### [DATA SUPPLIED]
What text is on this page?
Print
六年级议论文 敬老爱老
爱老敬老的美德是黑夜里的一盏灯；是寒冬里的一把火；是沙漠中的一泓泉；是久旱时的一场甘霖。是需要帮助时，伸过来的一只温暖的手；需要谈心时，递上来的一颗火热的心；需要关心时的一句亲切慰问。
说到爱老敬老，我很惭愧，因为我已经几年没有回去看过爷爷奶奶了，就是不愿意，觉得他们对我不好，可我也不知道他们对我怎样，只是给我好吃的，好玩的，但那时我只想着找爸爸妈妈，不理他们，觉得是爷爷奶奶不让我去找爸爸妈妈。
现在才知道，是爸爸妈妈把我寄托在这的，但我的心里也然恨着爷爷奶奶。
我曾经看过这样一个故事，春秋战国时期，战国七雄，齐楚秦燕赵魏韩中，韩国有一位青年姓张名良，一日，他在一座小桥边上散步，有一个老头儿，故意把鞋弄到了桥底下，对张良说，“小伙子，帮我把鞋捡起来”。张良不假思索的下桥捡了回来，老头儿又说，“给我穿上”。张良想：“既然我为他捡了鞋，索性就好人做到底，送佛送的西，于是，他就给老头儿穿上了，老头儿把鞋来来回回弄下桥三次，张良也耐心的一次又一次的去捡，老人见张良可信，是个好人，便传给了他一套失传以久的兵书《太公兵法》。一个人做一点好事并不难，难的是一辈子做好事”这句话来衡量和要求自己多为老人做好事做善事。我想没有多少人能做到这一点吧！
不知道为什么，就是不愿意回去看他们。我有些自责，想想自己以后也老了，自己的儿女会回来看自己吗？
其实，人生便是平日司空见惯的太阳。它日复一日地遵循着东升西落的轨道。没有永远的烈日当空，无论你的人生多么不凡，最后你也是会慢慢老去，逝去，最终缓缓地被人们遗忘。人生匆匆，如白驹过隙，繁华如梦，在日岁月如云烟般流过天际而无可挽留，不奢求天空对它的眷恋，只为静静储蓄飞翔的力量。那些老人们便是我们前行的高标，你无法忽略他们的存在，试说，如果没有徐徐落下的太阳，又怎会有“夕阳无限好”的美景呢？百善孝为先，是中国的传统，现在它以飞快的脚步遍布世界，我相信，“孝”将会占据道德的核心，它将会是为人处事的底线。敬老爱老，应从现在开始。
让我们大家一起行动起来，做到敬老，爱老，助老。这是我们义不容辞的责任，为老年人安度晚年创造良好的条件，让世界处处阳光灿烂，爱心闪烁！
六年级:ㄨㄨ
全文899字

### [OBJECTIVE]
Output all records verbatim.

### [OUTPUT BELOW]
What text is on this page?
Print
六年级议论文 敬老爱老
爱老敬老的美德是黑夜里的一盏灯；是寒冬里的一把火；是沙漠中的一泓泉；是久旱时的一场甘霖。是需要帮助时，伸过来的一只温暖的手；需要谈心时，递上来的一颗火热的心；需要关心时的一句亲切慰问。
说到爱老敬老，我很惭愧，因为我已经几年没有回去看过爷爷奶奶了，就是不愿意，觉得他们对我不好，可我也不知道他们对我怎样，只是给我好吃的，好玩的，但那时我只想着找爸爸妈妈，不理他们，觉得是爷爷奶奶不让我去找爸爸妈妈。
现在才知道，是爸爸妈妈把我寄托在这的，但我的心里也然恨着爷爷奶奶。
我曾经看过这样一个故事，春秋战国时期，战国七雄，齐楚秦燕赵魏韩中，韩国有一位青年姓张名良，一日，他在一座小桥边上散步，有一个老头儿，故意把鞋弄到了桥底下，对张良说，“小伙子，帮我把鞋捡起来”。张良不假思索的下桥捡了回来，老头儿又说，“给我穿上”。张良想：“既然我为他捡了鞋，索性就好人做到底，送佛送的西，于是，他就给老头儿穿上了，老头儿把鞋来来回回弄下桥三次，张良也耐心的一次又一次的去捡，老人见张良可信，是个好人，便传给了他一套失传以久的兵书《太公兵法》。一个人做一点好事并不难，难的是一辈子做好事”这句话来衡量和要求自己多为老人做好事做善事。我想没有多少人能做到这一点吧！
不知道为什么，就是不愿意回去看他们。我有些自责，想想自己以后也老了，自己的儿女会回来看自己吗？
其实，人生便是平日司空见惯的太阳。它日复一日地遵循着东升西落的轨道。没有永远的烈日当空，无论你的人生多么不凡，最后你也是会慢慢老去，逝去，最终缓缓地被人们遗忘。人生匆匆，如白驹过隙，繁华如梦，在日岁月如云烟般流过天际而无可挽留，不奢求天空对它的眷恋，只为静静储蓄飞翔的力量。那些老人们便是我们前行的高标，你无法忽略他们的存在，试说，如果没有徐徐落下的太阳，又怎会有“夕阳无限好”的美景呢？百善孝为先，是中国的传统，现在它以飞快的脚步遍布世界，我相信，“孝”将会占据道德的核心，它将会是为人处事的底线。敬老爱老，应从现在开始。
让我们大家一起行动起来，做到敬老，爱老，助老。这是我们义不容辞的责任，为老年人安度晚年创造良好的条件，让世界处处阳光灿烂，爱心闪烁！
六年级:ㄨㄨ
全文899字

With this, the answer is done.